▶ _WHAT THE TASK REQUIRES_:
Search the entries below. Return every line that has "heading" in it.
----- EXTRACTED MATERIAL -----
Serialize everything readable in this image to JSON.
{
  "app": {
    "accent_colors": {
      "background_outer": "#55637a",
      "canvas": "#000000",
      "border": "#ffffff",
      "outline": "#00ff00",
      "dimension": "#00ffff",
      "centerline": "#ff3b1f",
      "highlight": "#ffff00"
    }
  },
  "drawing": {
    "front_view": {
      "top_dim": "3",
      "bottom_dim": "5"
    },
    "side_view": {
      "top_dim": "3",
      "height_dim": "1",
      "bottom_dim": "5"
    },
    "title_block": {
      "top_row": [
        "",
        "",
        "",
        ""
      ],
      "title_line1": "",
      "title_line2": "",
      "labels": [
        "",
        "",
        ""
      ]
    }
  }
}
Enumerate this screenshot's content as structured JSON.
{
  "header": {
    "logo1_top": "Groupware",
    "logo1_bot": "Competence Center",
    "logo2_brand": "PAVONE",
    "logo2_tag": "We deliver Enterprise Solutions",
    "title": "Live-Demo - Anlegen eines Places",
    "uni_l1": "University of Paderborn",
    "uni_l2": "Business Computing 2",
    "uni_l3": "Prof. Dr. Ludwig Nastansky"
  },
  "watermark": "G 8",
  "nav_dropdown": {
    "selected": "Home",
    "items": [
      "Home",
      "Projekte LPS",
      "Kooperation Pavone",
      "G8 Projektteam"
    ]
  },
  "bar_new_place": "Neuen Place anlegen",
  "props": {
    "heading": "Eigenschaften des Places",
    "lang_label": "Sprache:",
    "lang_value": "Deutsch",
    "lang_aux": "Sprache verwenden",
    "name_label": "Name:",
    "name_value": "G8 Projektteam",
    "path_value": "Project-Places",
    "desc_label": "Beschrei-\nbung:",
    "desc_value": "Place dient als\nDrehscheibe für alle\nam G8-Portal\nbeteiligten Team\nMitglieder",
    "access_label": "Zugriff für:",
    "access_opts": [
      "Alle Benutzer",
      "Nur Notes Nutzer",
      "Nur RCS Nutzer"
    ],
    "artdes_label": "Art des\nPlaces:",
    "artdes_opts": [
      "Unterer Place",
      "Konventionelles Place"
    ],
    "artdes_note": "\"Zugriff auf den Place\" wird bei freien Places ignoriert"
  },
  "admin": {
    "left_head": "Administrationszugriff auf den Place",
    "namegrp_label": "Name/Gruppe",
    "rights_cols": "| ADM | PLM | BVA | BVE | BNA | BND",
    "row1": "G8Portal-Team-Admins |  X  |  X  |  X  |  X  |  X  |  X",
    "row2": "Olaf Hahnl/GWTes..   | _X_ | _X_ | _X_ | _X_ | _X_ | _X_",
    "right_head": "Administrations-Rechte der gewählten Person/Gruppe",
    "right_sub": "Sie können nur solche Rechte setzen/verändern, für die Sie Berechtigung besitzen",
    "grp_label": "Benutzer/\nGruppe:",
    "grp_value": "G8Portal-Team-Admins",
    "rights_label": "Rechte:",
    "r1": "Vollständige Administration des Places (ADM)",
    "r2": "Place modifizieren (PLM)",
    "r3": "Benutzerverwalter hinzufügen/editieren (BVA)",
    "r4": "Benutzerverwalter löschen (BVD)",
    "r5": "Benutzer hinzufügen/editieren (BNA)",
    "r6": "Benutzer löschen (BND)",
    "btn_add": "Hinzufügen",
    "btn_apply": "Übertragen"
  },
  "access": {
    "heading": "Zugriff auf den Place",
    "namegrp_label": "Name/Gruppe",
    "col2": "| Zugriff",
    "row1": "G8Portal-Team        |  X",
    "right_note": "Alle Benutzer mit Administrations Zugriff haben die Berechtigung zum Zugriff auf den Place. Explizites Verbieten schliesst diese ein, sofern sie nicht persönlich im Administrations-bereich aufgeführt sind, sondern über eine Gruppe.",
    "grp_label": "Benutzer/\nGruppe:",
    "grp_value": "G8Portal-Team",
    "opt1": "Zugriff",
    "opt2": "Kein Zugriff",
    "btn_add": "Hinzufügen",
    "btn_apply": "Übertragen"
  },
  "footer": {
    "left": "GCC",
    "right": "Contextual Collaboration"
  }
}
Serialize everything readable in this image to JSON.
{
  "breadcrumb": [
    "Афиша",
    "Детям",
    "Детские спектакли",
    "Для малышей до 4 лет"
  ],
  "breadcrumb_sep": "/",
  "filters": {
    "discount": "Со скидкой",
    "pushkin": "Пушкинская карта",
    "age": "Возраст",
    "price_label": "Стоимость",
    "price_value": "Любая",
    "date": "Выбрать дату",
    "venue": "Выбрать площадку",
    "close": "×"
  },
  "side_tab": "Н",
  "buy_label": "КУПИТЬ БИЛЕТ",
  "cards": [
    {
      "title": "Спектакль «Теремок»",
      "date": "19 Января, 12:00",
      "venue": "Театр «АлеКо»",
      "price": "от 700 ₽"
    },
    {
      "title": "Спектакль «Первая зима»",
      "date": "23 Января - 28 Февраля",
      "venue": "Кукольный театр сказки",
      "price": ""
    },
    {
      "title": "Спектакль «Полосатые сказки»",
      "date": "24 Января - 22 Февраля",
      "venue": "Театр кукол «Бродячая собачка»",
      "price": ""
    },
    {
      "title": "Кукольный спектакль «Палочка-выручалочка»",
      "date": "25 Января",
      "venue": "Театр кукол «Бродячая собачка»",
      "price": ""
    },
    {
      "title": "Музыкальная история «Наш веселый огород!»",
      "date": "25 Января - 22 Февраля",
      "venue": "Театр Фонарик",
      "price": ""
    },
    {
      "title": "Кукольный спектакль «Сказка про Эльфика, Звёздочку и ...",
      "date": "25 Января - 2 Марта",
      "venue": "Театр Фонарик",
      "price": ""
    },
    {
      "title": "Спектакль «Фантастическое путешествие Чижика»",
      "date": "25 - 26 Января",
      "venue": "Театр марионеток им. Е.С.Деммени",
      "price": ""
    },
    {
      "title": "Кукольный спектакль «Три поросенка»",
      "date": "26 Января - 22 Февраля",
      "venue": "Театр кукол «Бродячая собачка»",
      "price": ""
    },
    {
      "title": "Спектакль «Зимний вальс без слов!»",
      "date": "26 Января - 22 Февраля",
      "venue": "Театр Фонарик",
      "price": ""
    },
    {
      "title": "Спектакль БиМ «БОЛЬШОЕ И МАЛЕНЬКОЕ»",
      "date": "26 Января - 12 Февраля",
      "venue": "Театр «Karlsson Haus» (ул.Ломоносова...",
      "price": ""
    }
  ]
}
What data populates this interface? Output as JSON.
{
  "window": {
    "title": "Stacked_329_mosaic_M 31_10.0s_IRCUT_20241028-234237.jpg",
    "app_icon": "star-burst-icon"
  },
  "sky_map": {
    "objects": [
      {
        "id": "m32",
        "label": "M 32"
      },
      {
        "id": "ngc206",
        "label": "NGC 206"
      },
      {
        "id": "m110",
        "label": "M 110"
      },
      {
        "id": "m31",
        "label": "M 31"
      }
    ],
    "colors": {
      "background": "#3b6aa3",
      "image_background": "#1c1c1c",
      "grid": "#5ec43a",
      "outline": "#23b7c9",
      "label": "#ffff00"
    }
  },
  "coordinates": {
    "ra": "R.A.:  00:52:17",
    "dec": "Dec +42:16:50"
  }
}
-----
▶ _ANSWER TO THIS TASK_:
    "heading": "Eigenschaften des Places",
    "heading": "Zugriff auf den Place",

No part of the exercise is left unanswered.